**** Information shown ****

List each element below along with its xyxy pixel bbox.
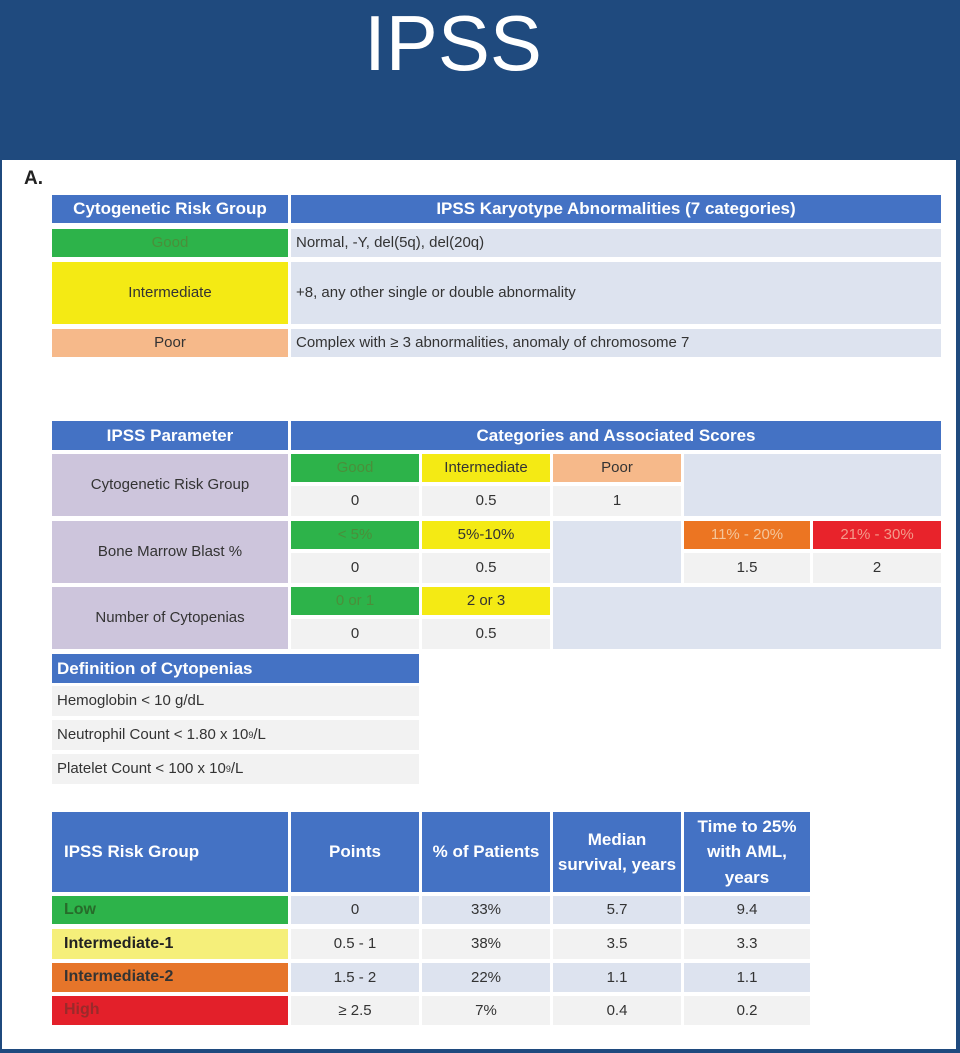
risk-pct-int2: 22% [422,963,550,992]
risk-points-low: 0 [291,896,419,924]
slide-content: A. Cytogenetic Risk Group IPSS Karyotype… [2,160,956,1049]
risk-pct-int1: 38% [422,929,550,959]
page-title: IPSS [364,0,542,87]
risk-header-aml: Time to 25% with AML, years [684,812,810,892]
param-cytopenia-empty [553,587,941,649]
param-cyto-empty [684,454,941,516]
definition-item: Neutrophil Count < 1.80 x 10 9/L [52,720,419,750]
cyto-group-poor: Poor [52,329,288,357]
param-cyto-score-poor: 1 [553,486,681,516]
param-cytopenia-score-2-3: 0.5 [422,619,550,649]
param-cyto-poor: Poor [553,454,681,482]
definition-item: Hemoglobin < 10 g/dL [52,686,419,716]
cyto-desc-poor: Complex with ≥ 3 abnormalities, anomaly … [291,329,941,357]
param-cyto-score-intermediate: 0.5 [422,486,550,516]
param-cyto-intermediate: Intermediate [422,454,550,482]
risk-survival-low: 5.7 [553,896,681,924]
param-blast-score-5-10: 0.5 [422,553,550,583]
param-header-parameter: IPSS Parameter [52,421,288,450]
risk-group-high: High [52,996,288,1025]
risk-header-patients: % of Patients [422,812,550,892]
cyto-group-good: Good [52,229,288,257]
section-label: A. [24,168,43,189]
risk-points-int2: 1.5 - 2 [291,963,419,992]
param-cytopenia-score-0-1: 0 [291,619,419,649]
definition-item: Platelet Count < 100 x 10 9/L [52,754,419,784]
param-blast-empty [553,521,681,583]
cyto-header-group: Cytogenetic Risk Group [52,195,288,223]
param-blast-score-21-30: 2 [813,553,941,583]
risk-points-int1: 0.5 - 1 [291,929,419,959]
risk-header-group: IPSS Risk Group [52,812,288,892]
risk-group-low: Low [52,896,288,924]
risk-group-int2: Intermediate-2 [52,963,288,992]
risk-survival-int2: 1.1 [553,963,681,992]
risk-aml-high: 0.2 [684,996,810,1025]
risk-header-points: Points [291,812,419,892]
cyto-group-intermediate: Intermediate [52,262,288,324]
cyto-header-abnormalities: IPSS Karyotype Abnormalities (7 categori… [291,195,941,223]
risk-aml-int1: 3.3 [684,929,810,959]
param-label-cytopenias: Number of Cytopenias [52,587,288,649]
title-bar: IPSS [0,0,960,160]
cyto-desc-intermediate: +8, any other single or double abnormali… [291,262,941,324]
param-header-categories: Categories and Associated Scores [291,421,941,450]
cyto-desc-good: Normal, -Y, del(5q), del(20q) [291,229,941,257]
risk-pct-low: 33% [422,896,550,924]
param-blast-lt5: < 5% [291,521,419,549]
risk-pct-high: 7% [422,996,550,1025]
param-blast-5-10: 5%-10% [422,521,550,549]
param-label-cytogenetic: Cytogenetic Risk Group [52,454,288,516]
risk-aml-int2: 1.1 [684,963,810,992]
param-blast-11-20: 11% - 20% [684,521,810,549]
risk-survival-high: 0.4 [553,996,681,1025]
param-cyto-good: Good [291,454,419,482]
param-label-blast: Bone Marrow Blast % [52,521,288,583]
risk-points-high: ≥ 2.5 [291,996,419,1025]
risk-group-int1: Intermediate-1 [52,929,288,959]
param-cytopenia-2-3: 2 or 3 [422,587,550,615]
definition-header: Definition of Cytopenias [52,654,419,683]
param-blast-score-11-20: 1.5 [684,553,810,583]
param-blast-21-30: 21% - 30% [813,521,941,549]
param-cytopenia-0-1: 0 or 1 [291,587,419,615]
risk-header-survival: Median survival, years [553,812,681,892]
param-cyto-score-good: 0 [291,486,419,516]
risk-aml-low: 9.4 [684,896,810,924]
risk-survival-int1: 3.5 [553,929,681,959]
param-blast-score-lt5: 0 [291,553,419,583]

****

**Problem details**: Should a line in the material contain "definition", copy it.

**Output for this task**:
definition-item: Neutrophil Count < 1.80 x 10 9/L [52,720,419,750]
definition-item: Hemoglobin < 10 g/dL [52,686,419,716]
definition-item: Platelet Count < 100 x 10 9/L [52,754,419,784]
definition-header: Definition of Cytopenias [52,654,419,683]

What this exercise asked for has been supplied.